- [EXERCISE TASK]
Report only the number of lines holding "category".
+++
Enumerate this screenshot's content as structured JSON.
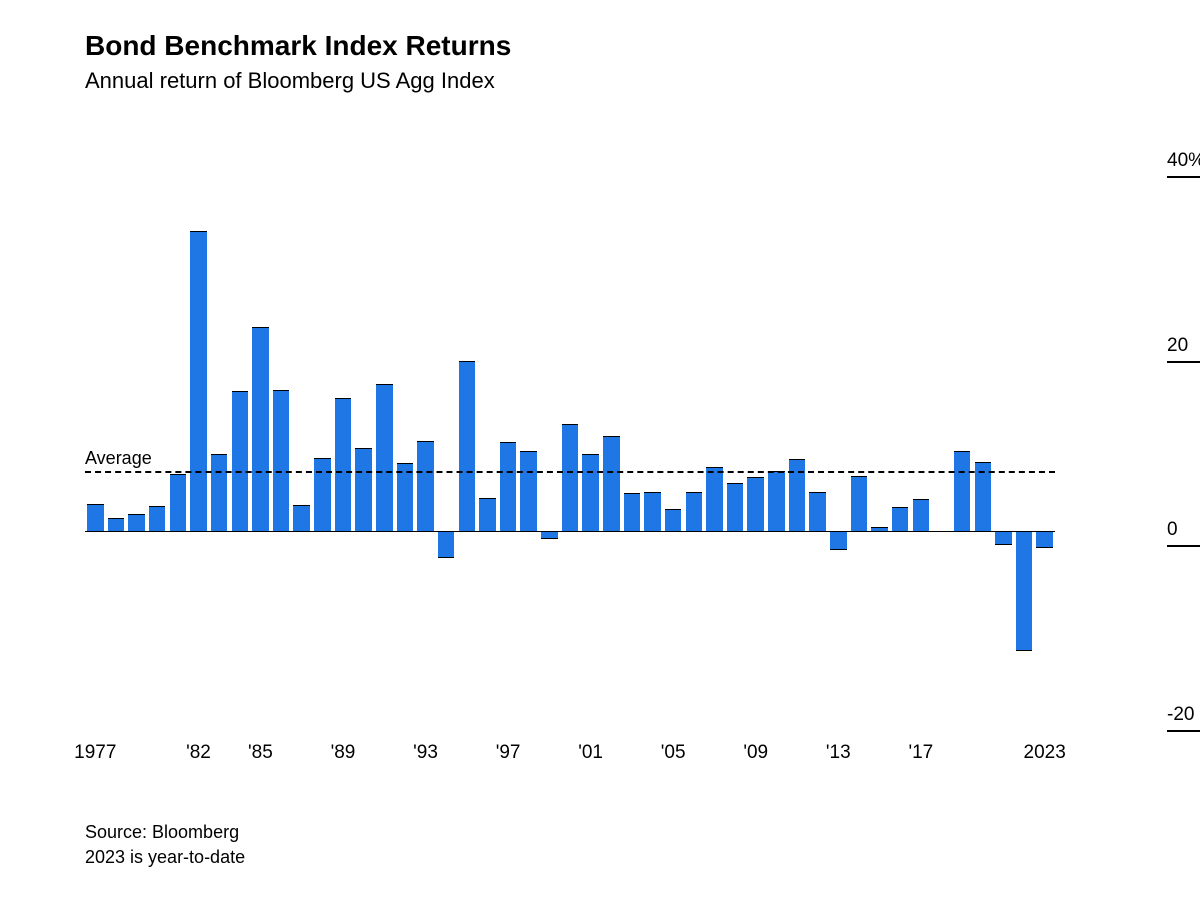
{
  "title": "Bond Benchmark Index Returns",
  "subtitle": "Annual return of Bloomberg US Agg Index",
  "source": "Source: Bloomberg",
  "note": "2023 is year-to-date",
  "chart": {
    "type": "bar",
    "bar_color": "#1f77e6",
    "bar_border": "#000000",
    "background_color": "#ffffff",
    "avg_label": "Average",
    "average_value": 6.5,
    "ylim": [
      -22,
      42
    ],
    "y_ticks": [
      {
        "value": 40,
        "label": "40%"
      },
      {
        "value": 20,
        "label": "20"
      },
      {
        "value": 0,
        "label": "0"
      },
      {
        "value": -20,
        "label": "-20"
      }
    ],
    "x_ticks": [
      {
        "year": 1977,
        "label": "1977"
      },
      {
        "year": 1982,
        "label": "'82"
      },
      {
        "year": 1985,
        "label": "'85"
      },
      {
        "year": 1989,
        "label": "'89"
      },
      {
        "year": 1993,
        "label": "'93"
      },
      {
        "year": 1997,
        "label": "'97"
      },
      {
        "year": 2001,
        "label": "'01"
      },
      {
        "year": 2005,
        "label": "'05"
      },
      {
        "year": 2009,
        "label": "'09"
      },
      {
        "year": 2013,
        "label": "'13"
      },
      {
        "year": 2017,
        "label": "'17"
      },
      {
        "year": 2023,
        "label": "2023"
      }
    ],
    "years_start": 1977,
    "years_end": 2023,
    "values": [
      3.0,
      1.4,
      1.9,
      2.7,
      6.2,
      32.6,
      8.4,
      15.2,
      22.1,
      15.3,
      2.8,
      7.9,
      14.5,
      9.0,
      16.0,
      7.4,
      9.8,
      -2.9,
      18.5,
      3.6,
      9.7,
      8.7,
      -0.8,
      11.6,
      8.4,
      10.3,
      4.1,
      4.3,
      2.4,
      4.3,
      7.0,
      5.2,
      5.9,
      6.5,
      7.8,
      4.2,
      -2.0,
      6.0,
      0.5,
      2.6,
      3.5,
      0.0,
      8.7,
      7.5,
      -1.5,
      -13.0,
      -1.8
    ],
    "bar_gap_ratio": 0.2,
    "title_fontsize": 28,
    "subtitle_fontsize": 22,
    "axis_fontsize": 19,
    "footnote_fontsize": 18
  }
}
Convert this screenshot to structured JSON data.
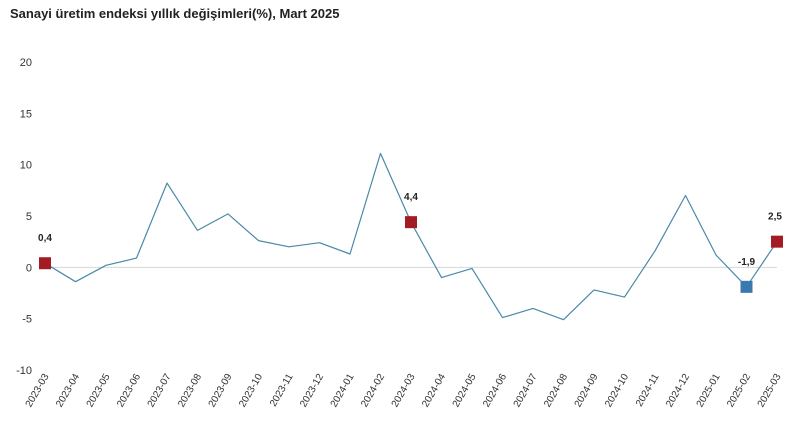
{
  "chart_data": {
    "type": "line",
    "title": "Sanayi üretim endeksi yıllık değişimleri(%), Mart 2025",
    "ylim": [
      -10,
      20
    ],
    "yticks": [
      -10,
      -5,
      0,
      5,
      10,
      15,
      20
    ],
    "grid": false,
    "legend": "none",
    "line_color": "#4a89a8",
    "categories": [
      "2023-03",
      "2023-04",
      "2023-05",
      "2023-06",
      "2023-07",
      "2023-08",
      "2023-09",
      "2023-10",
      "2023-11",
      "2023-12",
      "2024-01",
      "2024-02",
      "2024-03",
      "2024-04",
      "2024-05",
      "2024-06",
      "2024-07",
      "2024-08",
      "2024-09",
      "2024-10",
      "2024-11",
      "2024-12",
      "2025-01",
      "2025-02",
      "2025-03"
    ],
    "values": [
      0.4,
      -1.4,
      0.2,
      0.9,
      8.2,
      3.6,
      5.2,
      2.6,
      2.0,
      2.4,
      1.3,
      11.1,
      4.4,
      -1.0,
      -0.1,
      -4.9,
      -4.0,
      -5.1,
      -2.2,
      -2.9,
      1.6,
      7.0,
      1.2,
      -1.9,
      2.5
    ],
    "annotations": [
      {
        "category": "2023-03",
        "value": 0.4,
        "label": "0,4",
        "color": "#a31c24"
      },
      {
        "category": "2024-03",
        "value": 4.4,
        "label": "4,4",
        "color": "#a31c24"
      },
      {
        "category": "2025-02",
        "value": -1.9,
        "label": "-1,9",
        "color": "#3a78b0"
      },
      {
        "category": "2025-03",
        "value": 2.5,
        "label": "2,5",
        "color": "#a31c24"
      }
    ]
  }
}
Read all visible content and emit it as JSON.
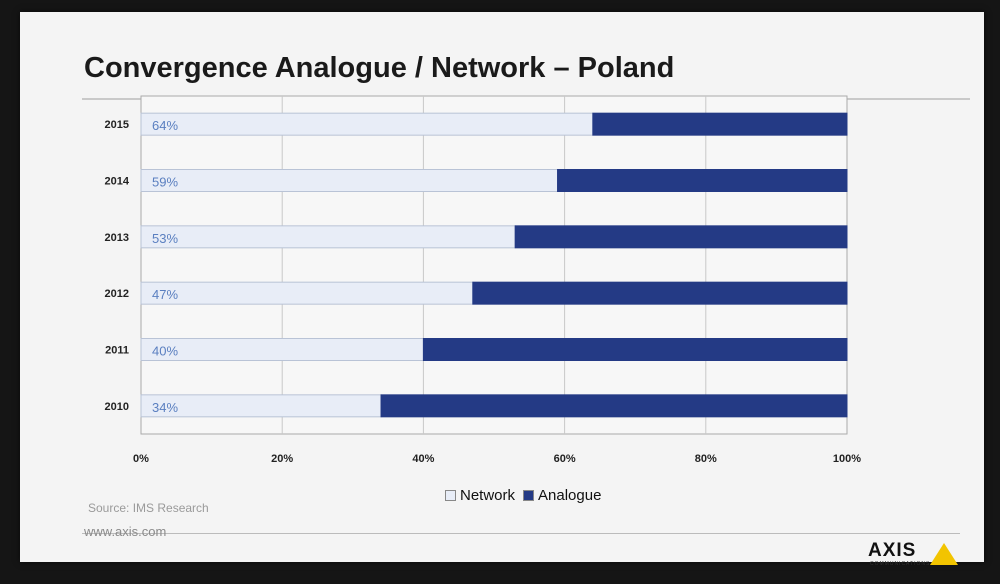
+++
- [FULL ANSWER]
4